#### EXERCISE TASK:
Quote the whole listing verbatim.

#### GIVEN RECORDS:
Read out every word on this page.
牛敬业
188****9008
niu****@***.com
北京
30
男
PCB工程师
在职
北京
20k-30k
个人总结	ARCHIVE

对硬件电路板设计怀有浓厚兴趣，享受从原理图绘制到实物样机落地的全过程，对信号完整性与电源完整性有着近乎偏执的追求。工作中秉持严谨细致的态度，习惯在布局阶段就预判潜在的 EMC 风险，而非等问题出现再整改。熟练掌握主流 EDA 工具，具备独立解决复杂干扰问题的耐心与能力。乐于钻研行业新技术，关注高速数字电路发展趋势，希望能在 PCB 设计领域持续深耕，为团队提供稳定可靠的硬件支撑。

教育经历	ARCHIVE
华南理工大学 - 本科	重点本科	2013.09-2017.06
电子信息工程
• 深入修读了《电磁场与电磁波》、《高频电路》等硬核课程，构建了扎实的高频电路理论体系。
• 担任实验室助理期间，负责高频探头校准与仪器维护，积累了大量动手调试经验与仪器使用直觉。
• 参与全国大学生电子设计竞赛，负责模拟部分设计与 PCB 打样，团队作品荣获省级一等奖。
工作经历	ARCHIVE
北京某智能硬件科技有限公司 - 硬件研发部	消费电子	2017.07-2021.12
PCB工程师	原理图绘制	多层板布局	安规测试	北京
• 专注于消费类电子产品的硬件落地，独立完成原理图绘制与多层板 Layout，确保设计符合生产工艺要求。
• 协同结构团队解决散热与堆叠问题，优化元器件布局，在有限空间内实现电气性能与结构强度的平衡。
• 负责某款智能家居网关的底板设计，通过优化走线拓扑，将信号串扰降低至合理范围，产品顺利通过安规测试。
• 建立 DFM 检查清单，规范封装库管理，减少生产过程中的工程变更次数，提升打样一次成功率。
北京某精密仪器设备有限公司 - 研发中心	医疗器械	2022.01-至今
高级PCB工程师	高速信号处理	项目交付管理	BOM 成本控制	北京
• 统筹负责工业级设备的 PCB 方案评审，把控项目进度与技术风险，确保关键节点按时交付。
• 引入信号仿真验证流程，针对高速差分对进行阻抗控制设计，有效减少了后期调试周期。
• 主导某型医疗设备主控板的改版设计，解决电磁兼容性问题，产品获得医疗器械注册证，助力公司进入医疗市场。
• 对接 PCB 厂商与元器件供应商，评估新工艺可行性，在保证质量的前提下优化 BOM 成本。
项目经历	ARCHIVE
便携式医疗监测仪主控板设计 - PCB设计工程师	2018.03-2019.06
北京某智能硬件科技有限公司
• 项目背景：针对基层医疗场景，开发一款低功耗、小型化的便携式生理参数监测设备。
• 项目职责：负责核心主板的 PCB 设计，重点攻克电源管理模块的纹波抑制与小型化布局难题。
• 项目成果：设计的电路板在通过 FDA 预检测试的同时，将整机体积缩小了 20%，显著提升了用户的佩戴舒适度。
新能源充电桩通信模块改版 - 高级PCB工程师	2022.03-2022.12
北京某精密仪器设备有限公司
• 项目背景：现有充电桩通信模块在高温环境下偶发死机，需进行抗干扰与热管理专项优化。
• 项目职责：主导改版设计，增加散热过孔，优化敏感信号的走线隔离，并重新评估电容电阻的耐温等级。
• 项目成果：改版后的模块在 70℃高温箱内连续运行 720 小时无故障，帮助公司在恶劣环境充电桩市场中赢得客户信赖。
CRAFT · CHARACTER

#### EXERCISE SOLUTION:
Read out every word on this page.
牛敬业
188****9008
niu****@***.com
北京
30
男
PCB工程师
在职
北京
20k-30k
个人总结	ARCHIVE

对硬件电路板设计怀有浓厚兴趣，享受从原理图绘制到实物样机落地的全过程，对信号完整性与电源完整性有着近乎偏执的追求。工作中秉持严谨细致的态度，习惯在布局阶段就预判潜在的 EMC 风险，而非等问题出现再整改。熟练掌握主流 EDA 工具，具备独立解决复杂干扰问题的耐心与能力。乐于钻研行业新技术，关注高速数字电路发展趋势，希望能在 PCB 设计领域持续深耕，为团队提供稳定可靠的硬件支撑。

教育经历	ARCHIVE
华南理工大学 - 本科	重点本科	2013.09-2017.06
电子信息工程
• 深入修读了《电磁场与电磁波》、《高频电路》等硬核课程，构建了扎实的高频电路理论体系。
• 担任实验室助理期间，负责高频探头校准与仪器维护，积累了大量动手调试经验与仪器使用直觉。
• 参与全国大学生电子设计竞赛，负责模拟部分设计与 PCB 打样，团队作品荣获省级一等奖。
工作经历	ARCHIVE
北京某智能硬件科技有限公司 - 硬件研发部	消费电子	2017.07-2021.12
PCB工程师	原理图绘制	多层板布局	安规测试	北京
• 专注于消费类电子产品的硬件落地，独立完成原理图绘制与多层板 Layout，确保设计符合生产工艺要求。
• 协同结构团队解决散热与堆叠问题，优化元器件布局，在有限空间内实现电气性能与结构强度的平衡。
• 负责某款智能家居网关的底板设计，通过优化走线拓扑，将信号串扰降低至合理范围，产品顺利通过安规测试。
• 建立 DFM 检查清单，规范封装库管理，减少生产过程中的工程变更次数，提升打样一次成功率。
北京某精密仪器设备有限公司 - 研发中心	医疗器械	2022.01-至今
高级PCB工程师	高速信号处理	项目交付管理	BOM 成本控制	北京
• 统筹负责工业级设备的 PCB 方案评审，把控项目进度与技术风险，确保关键节点按时交付。
• 引入信号仿真验证流程，针对高速差分对进行阻抗控制设计，有效减少了后期调试周期。
• 主导某型医疗设备主控板的改版设计，解决电磁兼容性问题，产品获得医疗器械注册证，助力公司进入医疗市场。
• 对接 PCB 厂商与元器件供应商，评估新工艺可行性，在保证质量的前提下优化 BOM 成本。
项目经历	ARCHIVE
便携式医疗监测仪主控板设计 - PCB设计工程师	2018.03-2019.06
北京某智能硬件科技有限公司
• 项目背景：针对基层医疗场景，开发一款低功耗、小型化的便携式生理参数监测设备。
• 项目职责：负责核心主板的 PCB 设计，重点攻克电源管理模块的纹波抑制与小型化布局难题。
• 项目成果：设计的电路板在通过 FDA 预检测试的同时，将整机体积缩小了 20%，显著提升了用户的佩戴舒适度。
新能源充电桩通信模块改版 - 高级PCB工程师	2022.03-2022.12
北京某精密仪器设备有限公司
• 项目背景：现有充电桩通信模块在高温环境下偶发死机，需进行抗干扰与热管理专项优化。
• 项目职责：主导改版设计，增加散热过孔，优化敏感信号的走线隔离，并重新评估电容电阻的耐温等级。
• 项目成果：改版后的模块在 70℃高温箱内连续运行 720 小时无故障，帮助公司在恶劣环境充电桩市场中赢得客户信赖。
CRAFT · CHARACTER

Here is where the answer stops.